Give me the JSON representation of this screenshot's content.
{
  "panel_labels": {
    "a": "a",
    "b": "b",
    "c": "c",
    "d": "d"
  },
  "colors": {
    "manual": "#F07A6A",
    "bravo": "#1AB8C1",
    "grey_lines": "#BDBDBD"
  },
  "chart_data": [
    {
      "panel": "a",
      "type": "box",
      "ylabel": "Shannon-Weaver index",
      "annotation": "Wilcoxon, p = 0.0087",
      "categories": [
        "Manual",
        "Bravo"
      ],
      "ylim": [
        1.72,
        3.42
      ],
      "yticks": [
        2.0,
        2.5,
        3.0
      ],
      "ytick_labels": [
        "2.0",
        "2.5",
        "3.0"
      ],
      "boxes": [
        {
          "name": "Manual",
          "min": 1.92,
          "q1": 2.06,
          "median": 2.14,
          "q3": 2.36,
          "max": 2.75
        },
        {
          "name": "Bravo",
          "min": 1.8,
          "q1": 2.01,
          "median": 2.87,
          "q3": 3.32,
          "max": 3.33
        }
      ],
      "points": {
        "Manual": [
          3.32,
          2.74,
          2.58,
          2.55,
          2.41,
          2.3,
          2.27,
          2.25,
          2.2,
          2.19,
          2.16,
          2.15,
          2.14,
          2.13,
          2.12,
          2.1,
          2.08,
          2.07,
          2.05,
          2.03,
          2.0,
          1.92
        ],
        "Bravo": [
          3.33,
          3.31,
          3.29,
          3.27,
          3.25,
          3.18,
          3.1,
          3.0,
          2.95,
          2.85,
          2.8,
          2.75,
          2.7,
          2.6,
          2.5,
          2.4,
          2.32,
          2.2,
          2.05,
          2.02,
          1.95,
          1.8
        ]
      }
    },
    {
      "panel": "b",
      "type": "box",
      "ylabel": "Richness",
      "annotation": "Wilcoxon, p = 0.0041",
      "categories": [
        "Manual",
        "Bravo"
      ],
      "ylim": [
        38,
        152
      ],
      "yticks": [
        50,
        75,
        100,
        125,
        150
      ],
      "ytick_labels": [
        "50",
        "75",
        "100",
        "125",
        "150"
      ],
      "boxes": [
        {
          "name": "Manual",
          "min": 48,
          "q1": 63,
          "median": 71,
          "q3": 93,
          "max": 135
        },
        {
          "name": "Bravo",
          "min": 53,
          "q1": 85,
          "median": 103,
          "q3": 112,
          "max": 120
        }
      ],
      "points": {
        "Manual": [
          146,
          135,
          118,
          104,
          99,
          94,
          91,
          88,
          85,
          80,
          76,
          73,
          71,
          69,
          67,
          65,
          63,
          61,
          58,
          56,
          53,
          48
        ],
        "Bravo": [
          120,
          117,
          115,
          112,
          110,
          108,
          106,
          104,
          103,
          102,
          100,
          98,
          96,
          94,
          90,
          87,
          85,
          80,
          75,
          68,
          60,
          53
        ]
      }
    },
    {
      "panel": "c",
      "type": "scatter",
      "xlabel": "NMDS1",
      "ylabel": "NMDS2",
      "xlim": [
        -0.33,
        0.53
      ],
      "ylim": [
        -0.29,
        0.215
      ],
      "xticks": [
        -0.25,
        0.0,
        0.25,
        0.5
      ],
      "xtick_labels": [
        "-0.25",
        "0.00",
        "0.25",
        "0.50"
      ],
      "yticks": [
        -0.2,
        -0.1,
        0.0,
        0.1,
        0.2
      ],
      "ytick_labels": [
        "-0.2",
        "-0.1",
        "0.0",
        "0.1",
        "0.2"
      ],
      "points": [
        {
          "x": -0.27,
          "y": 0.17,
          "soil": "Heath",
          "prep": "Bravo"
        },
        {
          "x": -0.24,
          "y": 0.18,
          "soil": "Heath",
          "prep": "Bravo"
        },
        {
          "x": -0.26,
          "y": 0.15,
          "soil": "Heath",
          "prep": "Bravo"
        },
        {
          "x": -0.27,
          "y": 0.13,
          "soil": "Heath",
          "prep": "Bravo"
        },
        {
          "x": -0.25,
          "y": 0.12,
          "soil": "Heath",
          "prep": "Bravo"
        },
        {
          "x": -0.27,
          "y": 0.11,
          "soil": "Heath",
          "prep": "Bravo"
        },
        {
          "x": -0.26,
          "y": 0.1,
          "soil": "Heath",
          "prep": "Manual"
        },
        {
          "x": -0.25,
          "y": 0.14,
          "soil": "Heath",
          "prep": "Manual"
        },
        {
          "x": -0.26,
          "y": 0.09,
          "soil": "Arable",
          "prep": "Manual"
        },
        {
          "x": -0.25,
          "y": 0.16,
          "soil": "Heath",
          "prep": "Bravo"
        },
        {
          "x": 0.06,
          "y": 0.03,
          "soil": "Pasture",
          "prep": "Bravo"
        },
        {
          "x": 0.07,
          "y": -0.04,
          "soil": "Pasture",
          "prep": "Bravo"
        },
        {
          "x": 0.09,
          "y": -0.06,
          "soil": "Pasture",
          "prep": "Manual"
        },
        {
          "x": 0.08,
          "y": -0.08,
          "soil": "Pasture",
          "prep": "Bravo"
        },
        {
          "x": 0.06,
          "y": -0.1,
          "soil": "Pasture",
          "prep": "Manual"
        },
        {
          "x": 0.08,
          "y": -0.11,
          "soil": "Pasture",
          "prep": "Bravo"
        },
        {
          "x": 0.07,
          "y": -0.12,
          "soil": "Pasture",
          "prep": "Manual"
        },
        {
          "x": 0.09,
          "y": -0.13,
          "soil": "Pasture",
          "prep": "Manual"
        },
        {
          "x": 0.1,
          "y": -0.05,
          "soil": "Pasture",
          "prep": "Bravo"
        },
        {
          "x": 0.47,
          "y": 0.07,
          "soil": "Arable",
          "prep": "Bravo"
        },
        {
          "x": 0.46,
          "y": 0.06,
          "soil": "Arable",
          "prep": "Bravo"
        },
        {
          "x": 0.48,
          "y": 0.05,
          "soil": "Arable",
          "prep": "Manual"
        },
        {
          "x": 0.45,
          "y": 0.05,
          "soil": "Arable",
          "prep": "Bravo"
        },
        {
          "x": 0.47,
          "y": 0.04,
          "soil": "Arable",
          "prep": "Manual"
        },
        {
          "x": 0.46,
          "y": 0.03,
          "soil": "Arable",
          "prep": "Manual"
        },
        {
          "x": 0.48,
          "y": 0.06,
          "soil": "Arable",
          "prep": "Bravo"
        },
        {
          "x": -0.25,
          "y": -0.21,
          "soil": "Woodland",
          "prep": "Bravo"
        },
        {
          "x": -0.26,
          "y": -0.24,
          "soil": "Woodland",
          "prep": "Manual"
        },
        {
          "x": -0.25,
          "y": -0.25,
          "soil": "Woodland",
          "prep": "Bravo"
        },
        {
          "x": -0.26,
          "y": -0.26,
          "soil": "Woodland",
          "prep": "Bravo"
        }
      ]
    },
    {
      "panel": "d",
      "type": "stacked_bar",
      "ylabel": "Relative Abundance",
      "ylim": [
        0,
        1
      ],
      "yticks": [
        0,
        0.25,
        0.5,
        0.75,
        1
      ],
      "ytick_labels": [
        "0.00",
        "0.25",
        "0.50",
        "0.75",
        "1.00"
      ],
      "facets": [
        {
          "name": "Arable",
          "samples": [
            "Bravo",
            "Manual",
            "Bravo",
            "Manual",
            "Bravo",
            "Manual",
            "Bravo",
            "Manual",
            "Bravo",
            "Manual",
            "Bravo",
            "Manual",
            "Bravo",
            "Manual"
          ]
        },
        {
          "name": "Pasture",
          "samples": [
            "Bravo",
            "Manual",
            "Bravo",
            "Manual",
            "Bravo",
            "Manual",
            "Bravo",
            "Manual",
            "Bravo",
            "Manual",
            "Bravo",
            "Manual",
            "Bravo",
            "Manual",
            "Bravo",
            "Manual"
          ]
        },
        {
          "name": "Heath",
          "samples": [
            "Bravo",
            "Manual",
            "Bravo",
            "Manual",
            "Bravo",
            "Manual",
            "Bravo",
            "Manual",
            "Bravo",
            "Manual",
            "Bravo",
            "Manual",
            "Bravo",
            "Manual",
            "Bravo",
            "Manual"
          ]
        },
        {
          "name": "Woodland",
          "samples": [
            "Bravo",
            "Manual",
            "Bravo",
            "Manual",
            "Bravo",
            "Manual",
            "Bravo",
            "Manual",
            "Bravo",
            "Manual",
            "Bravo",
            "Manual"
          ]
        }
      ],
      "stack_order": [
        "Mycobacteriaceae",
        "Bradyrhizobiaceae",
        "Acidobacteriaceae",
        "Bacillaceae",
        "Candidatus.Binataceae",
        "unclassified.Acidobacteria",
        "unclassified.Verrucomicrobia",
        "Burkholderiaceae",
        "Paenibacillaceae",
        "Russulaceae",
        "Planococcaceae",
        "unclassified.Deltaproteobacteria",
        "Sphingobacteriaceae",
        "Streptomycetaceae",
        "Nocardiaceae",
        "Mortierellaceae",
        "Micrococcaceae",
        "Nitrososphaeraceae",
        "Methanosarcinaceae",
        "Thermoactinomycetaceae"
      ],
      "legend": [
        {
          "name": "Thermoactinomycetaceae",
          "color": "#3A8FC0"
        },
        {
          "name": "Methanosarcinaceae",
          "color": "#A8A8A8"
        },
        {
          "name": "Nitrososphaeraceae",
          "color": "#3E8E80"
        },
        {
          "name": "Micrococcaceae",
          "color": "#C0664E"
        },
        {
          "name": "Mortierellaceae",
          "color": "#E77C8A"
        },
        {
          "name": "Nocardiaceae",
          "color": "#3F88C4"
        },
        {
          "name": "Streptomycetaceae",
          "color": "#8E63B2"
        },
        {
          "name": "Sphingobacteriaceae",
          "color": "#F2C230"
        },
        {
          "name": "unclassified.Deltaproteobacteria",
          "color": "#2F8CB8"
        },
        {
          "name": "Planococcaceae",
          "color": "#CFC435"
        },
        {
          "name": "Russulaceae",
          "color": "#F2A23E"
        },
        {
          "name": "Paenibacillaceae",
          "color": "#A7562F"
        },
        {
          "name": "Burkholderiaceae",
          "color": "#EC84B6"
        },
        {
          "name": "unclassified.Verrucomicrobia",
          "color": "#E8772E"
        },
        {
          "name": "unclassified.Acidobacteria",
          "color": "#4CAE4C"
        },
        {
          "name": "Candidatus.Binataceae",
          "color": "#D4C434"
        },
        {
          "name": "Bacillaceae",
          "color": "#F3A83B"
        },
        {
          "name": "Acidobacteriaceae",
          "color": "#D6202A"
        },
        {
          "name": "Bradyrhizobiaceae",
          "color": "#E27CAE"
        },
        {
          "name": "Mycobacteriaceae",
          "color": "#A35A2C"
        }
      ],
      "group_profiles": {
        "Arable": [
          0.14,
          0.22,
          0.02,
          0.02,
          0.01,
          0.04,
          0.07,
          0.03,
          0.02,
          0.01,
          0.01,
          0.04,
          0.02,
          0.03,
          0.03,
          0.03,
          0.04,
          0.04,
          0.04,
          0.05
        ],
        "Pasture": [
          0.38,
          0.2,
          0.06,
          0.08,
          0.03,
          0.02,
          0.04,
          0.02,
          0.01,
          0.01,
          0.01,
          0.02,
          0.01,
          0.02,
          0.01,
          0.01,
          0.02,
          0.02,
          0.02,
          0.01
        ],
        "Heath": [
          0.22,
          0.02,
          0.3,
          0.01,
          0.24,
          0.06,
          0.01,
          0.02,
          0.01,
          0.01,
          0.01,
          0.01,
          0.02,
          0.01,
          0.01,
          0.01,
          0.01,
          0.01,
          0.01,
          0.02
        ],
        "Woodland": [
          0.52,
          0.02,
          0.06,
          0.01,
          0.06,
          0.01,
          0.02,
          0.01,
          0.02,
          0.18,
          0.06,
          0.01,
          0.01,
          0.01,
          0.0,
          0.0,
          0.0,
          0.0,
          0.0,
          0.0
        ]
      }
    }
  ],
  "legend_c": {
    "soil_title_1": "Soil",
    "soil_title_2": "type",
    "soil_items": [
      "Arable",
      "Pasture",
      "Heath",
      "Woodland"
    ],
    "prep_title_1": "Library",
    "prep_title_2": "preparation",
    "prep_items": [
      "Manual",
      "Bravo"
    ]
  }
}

> [What you will do]: Which lines of the data contain the string "Methanosarcinaceae"? Copy each one.

> [Response]:
        "Methanosarcinaceae",
          "name": "Methanosarcinaceae",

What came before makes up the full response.